*Stated task:* Reproduce all of the data below without alteration; exclude every picture.

*Input:*

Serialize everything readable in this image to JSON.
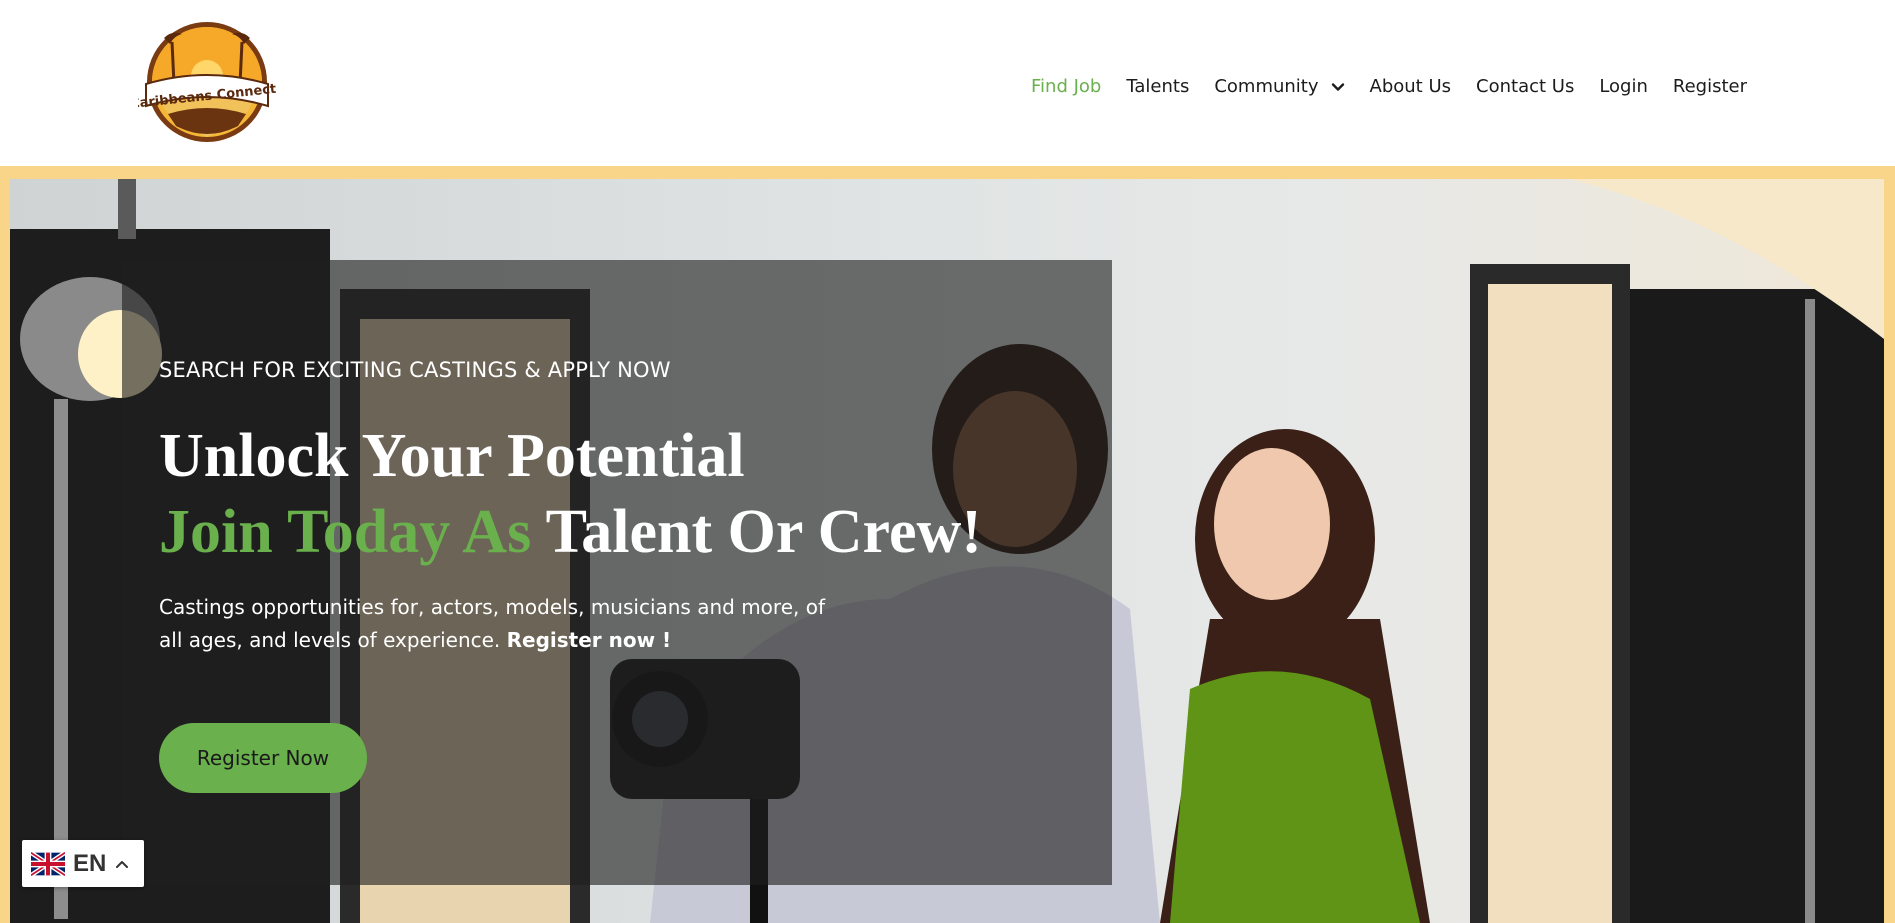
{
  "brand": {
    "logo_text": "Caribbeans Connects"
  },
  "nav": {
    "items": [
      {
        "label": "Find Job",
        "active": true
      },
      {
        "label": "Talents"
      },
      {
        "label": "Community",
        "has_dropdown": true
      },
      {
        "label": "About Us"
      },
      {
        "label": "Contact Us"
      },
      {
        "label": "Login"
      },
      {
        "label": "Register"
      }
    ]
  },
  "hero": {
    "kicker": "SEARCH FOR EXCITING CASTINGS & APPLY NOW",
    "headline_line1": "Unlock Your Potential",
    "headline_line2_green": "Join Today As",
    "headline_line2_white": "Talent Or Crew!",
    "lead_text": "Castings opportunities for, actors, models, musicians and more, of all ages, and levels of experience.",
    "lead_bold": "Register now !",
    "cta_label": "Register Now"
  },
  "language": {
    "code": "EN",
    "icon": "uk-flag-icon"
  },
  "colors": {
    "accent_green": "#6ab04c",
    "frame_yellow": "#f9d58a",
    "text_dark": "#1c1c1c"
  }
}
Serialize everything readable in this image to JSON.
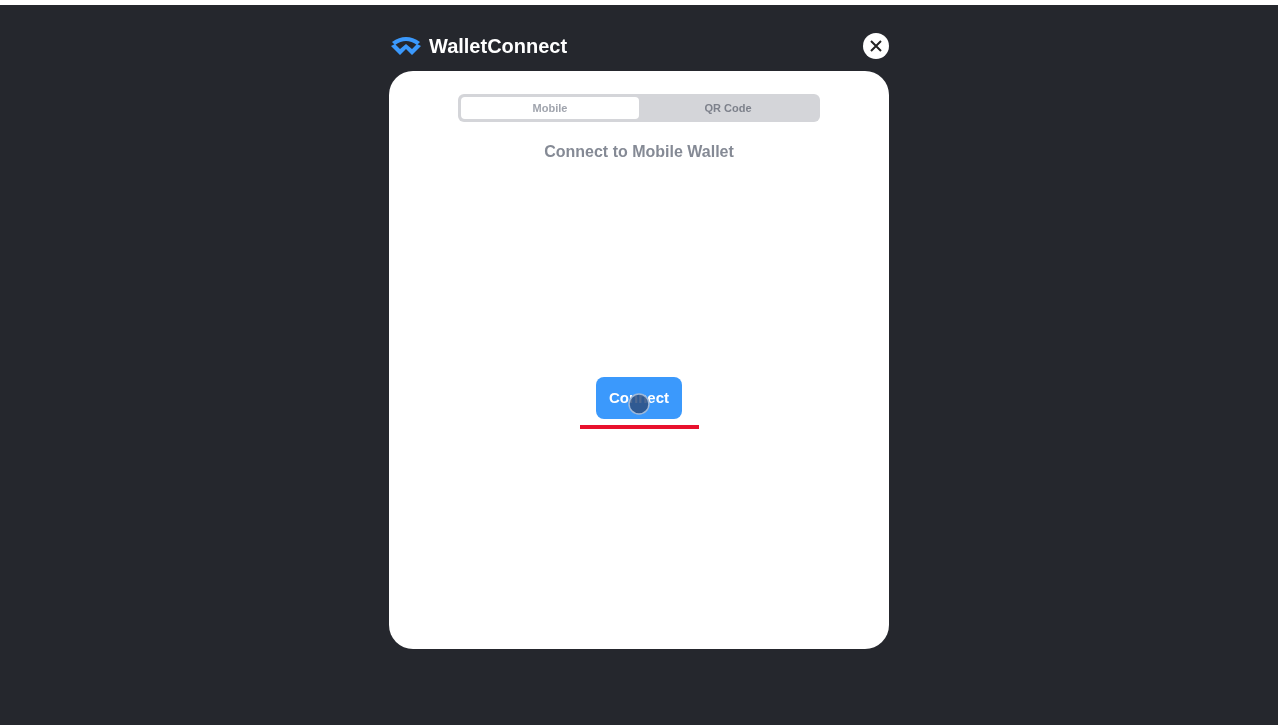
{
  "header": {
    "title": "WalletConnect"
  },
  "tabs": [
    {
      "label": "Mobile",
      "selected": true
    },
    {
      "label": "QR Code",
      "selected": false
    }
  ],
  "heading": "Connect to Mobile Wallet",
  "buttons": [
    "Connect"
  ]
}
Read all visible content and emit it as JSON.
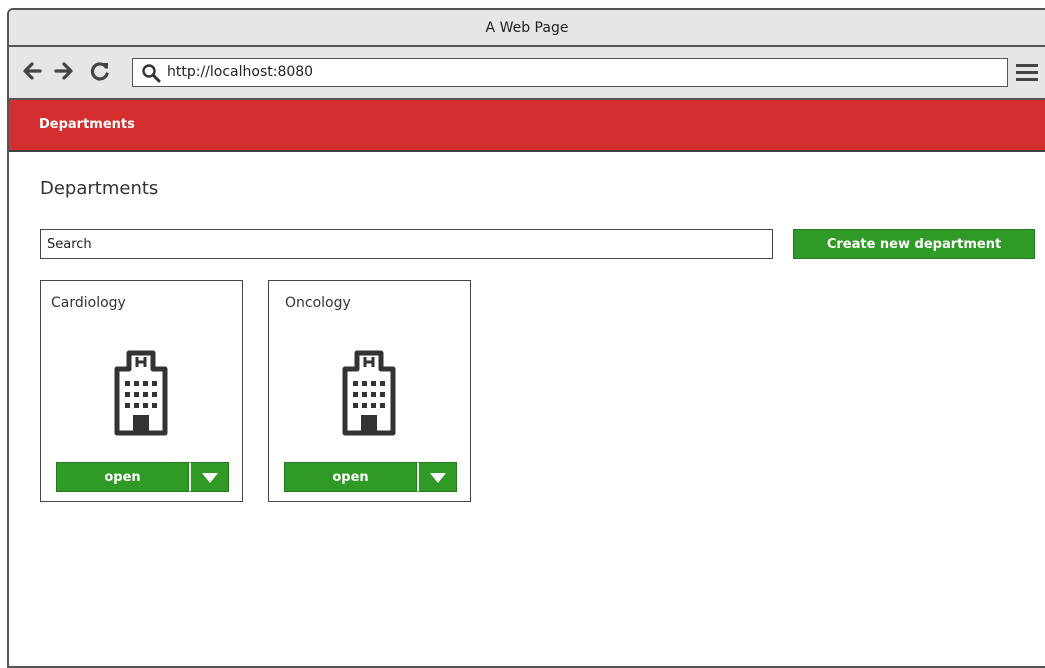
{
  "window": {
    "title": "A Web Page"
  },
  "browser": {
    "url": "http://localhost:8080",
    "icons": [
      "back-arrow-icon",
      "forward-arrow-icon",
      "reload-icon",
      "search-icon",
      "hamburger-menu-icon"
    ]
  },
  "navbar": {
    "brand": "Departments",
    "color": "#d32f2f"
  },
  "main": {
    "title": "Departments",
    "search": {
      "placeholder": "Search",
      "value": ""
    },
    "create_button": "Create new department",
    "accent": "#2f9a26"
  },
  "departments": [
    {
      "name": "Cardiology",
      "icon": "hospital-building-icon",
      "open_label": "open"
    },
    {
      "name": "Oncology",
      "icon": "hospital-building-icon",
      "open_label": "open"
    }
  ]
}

*Response:*
Serialize everything readable in this image to JSON.
{
  "brand": {
    "logo_text": "Caribbeans Connects"
  },
  "nav": {
    "items": [
      {
        "label": "Find Job",
        "active": true
      },
      {
        "label": "Talents"
      },
      {
        "label": "Community",
        "has_dropdown": true
      },
      {
        "label": "About Us"
      },
      {
        "label": "Contact Us"
      },
      {
        "label": "Login"
      },
      {
        "label": "Register"
      }
    ]
  },
  "hero": {
    "kicker": "SEARCH FOR EXCITING CASTINGS & APPLY NOW",
    "headline_line1": "Unlock Your Potential",
    "headline_line2_green": "Join Today As",
    "headline_line2_white": "Talent Or Crew!",
    "lead_text": "Castings opportunities for, actors, models, musicians and more, of all ages, and levels of experience.",
    "lead_bold": "Register now !",
    "cta_label": "Register Now"
  },
  "language": {
    "code": "EN",
    "icon": "uk-flag-icon"
  },
  "colors": {
    "accent_green": "#6ab04c",
    "frame_yellow": "#f9d58a",
    "text_dark": "#1c1c1c"
  }
}
Serialize everything readable in this image to JSON.
{
  "header": {
    "title": "WalletConnect"
  },
  "tabs": [
    {
      "label": "Mobile",
      "selected": true
    },
    {
      "label": "QR Code",
      "selected": false
    }
  ],
  "heading": "Connect to Mobile Wallet",
  "buttons": [
    "Connect"
  ]
}
Read all visible content and emit it as JSON.
{
  "window": {
    "title": "A Web Page"
  },
  "browser": {
    "url": "http://localhost:8080",
    "icons": [
      "back-arrow-icon",
      "forward-arrow-icon",
      "reload-icon",
      "search-icon",
      "hamburger-menu-icon"
    ]
  },
  "navbar": {
    "brand": "Departments",
    "color": "#d32f2f"
  },
  "main": {
    "title": "Departments",
    "search": {
      "placeholder": "Search",
      "value": ""
    },
    "create_button": "Create new department",
    "accent": "#2f9a26"
  },
  "departments": [
    {
      "name": "Cardiology",
      "icon": "hospital-building-icon",
      "open_label": "open"
    },
    {
      "name": "Oncology",
      "icon": "hospital-building-icon",
      "open_label": "open"
    }
  ]
}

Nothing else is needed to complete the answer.